(To do)
Identify and reproduce every line holding the string "label".

(Record excerpts)
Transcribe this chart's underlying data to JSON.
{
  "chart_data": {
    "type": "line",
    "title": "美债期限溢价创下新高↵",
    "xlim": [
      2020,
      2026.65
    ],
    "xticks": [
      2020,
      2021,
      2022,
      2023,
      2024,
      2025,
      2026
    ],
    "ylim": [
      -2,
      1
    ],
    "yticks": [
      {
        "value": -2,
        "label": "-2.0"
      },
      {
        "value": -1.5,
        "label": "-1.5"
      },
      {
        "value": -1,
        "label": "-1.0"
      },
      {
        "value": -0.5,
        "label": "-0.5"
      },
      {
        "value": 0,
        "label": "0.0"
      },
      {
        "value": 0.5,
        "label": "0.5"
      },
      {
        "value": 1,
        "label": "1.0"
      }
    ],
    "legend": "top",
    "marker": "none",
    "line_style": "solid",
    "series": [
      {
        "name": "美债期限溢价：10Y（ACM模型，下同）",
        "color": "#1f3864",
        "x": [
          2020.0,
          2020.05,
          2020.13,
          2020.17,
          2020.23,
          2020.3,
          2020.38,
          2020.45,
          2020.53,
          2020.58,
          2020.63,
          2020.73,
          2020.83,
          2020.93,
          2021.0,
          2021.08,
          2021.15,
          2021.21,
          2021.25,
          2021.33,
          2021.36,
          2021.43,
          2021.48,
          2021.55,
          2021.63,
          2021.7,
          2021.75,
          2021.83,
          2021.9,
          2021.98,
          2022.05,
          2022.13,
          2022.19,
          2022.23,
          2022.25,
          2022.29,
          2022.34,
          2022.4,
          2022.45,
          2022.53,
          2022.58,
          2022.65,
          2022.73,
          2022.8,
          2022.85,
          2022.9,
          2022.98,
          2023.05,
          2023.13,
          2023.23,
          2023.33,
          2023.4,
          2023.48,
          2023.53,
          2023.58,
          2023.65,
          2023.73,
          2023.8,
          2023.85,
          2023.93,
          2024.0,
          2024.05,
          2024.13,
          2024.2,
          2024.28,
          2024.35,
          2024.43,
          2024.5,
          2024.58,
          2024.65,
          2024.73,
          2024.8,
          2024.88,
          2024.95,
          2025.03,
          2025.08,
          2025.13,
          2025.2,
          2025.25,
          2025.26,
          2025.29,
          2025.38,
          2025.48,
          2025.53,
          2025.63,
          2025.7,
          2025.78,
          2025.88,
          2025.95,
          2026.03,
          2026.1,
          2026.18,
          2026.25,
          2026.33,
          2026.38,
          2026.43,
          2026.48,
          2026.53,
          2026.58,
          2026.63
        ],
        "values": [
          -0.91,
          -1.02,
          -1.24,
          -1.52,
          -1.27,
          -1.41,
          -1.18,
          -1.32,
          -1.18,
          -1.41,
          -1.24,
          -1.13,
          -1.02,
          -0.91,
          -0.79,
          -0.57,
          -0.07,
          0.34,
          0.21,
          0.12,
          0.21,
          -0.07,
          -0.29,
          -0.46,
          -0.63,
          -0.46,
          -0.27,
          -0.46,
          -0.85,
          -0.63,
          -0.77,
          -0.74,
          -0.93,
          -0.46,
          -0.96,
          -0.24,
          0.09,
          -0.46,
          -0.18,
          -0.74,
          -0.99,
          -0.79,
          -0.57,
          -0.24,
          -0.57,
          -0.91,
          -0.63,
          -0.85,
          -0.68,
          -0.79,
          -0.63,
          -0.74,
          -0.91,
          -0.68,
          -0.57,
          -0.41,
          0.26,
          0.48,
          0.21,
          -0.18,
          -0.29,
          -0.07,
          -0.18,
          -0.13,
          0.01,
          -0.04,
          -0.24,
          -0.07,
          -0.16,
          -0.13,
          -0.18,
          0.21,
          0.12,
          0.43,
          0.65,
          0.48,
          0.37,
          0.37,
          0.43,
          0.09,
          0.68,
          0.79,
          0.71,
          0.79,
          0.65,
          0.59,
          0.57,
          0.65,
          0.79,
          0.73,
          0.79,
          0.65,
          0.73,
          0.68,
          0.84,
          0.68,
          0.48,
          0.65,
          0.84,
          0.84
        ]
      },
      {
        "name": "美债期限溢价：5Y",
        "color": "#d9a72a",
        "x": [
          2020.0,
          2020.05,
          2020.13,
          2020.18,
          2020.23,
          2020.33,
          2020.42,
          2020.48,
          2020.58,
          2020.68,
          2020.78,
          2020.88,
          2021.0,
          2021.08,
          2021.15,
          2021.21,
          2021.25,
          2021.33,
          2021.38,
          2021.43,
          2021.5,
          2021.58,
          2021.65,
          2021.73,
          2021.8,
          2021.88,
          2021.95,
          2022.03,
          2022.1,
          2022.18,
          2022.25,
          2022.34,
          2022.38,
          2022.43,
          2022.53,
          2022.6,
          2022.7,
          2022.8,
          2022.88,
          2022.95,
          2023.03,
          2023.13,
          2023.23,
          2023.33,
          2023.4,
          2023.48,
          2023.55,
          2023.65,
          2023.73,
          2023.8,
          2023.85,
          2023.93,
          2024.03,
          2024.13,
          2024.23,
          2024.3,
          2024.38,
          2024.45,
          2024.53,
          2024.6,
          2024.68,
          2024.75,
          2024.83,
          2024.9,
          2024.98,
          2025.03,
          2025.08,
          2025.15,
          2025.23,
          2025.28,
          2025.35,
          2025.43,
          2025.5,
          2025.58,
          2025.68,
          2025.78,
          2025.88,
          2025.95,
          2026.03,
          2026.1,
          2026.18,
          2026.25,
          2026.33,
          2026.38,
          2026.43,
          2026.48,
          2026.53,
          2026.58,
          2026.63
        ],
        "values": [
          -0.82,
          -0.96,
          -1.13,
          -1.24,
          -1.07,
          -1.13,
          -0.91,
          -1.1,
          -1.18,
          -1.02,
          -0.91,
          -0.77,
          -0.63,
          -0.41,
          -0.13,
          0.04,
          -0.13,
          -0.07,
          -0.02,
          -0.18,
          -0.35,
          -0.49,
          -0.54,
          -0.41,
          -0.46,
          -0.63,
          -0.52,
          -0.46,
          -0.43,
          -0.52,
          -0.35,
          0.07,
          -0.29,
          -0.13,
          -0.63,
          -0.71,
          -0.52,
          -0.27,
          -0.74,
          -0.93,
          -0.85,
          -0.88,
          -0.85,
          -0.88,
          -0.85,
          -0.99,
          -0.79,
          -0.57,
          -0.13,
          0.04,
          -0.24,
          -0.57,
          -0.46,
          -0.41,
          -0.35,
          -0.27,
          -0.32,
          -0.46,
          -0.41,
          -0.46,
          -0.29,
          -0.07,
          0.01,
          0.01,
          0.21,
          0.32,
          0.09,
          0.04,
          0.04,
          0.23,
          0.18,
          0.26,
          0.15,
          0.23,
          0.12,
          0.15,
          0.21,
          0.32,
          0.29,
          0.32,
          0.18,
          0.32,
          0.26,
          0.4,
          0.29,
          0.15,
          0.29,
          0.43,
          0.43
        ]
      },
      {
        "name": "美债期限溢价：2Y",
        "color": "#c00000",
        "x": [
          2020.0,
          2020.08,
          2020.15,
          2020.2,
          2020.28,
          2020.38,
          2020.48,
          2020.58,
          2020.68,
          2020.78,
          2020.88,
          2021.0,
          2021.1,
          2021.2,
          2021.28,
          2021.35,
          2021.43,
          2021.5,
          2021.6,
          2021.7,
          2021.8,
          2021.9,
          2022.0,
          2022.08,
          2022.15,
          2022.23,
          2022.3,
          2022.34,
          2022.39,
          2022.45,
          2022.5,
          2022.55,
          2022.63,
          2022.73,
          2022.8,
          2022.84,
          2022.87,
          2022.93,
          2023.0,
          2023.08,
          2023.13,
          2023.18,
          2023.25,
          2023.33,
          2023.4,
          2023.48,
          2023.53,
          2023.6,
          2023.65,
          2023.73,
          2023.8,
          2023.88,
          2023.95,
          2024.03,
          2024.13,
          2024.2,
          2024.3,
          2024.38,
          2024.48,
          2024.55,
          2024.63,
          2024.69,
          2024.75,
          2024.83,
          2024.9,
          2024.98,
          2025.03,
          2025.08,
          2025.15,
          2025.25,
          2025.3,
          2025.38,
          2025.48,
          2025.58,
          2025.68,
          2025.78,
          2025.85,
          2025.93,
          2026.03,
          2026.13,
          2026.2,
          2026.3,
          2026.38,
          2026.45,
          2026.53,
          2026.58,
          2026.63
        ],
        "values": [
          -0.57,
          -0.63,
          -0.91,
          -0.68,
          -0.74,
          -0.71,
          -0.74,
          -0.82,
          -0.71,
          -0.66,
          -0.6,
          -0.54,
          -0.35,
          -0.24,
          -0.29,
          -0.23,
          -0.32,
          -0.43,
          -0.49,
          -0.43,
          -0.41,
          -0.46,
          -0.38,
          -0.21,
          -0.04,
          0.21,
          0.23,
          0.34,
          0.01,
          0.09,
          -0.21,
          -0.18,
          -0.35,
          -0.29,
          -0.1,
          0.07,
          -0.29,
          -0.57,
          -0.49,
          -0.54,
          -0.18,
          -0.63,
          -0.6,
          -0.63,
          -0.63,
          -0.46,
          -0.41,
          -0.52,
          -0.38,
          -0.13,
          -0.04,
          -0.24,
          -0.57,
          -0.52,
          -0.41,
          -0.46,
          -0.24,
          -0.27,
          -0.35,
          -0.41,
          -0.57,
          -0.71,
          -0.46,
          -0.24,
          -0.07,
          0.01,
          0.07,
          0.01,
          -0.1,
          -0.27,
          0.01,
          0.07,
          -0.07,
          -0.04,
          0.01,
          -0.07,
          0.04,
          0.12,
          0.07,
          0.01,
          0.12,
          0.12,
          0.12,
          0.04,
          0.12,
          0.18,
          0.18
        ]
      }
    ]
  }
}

(Worked answer)
        "label": "-2.0"
        "label": "-1.5"
        "label": "-1.0"
        "label": "-0.5"
        "label": "0.0"
        "label": "0.5"
        "label": "1.0"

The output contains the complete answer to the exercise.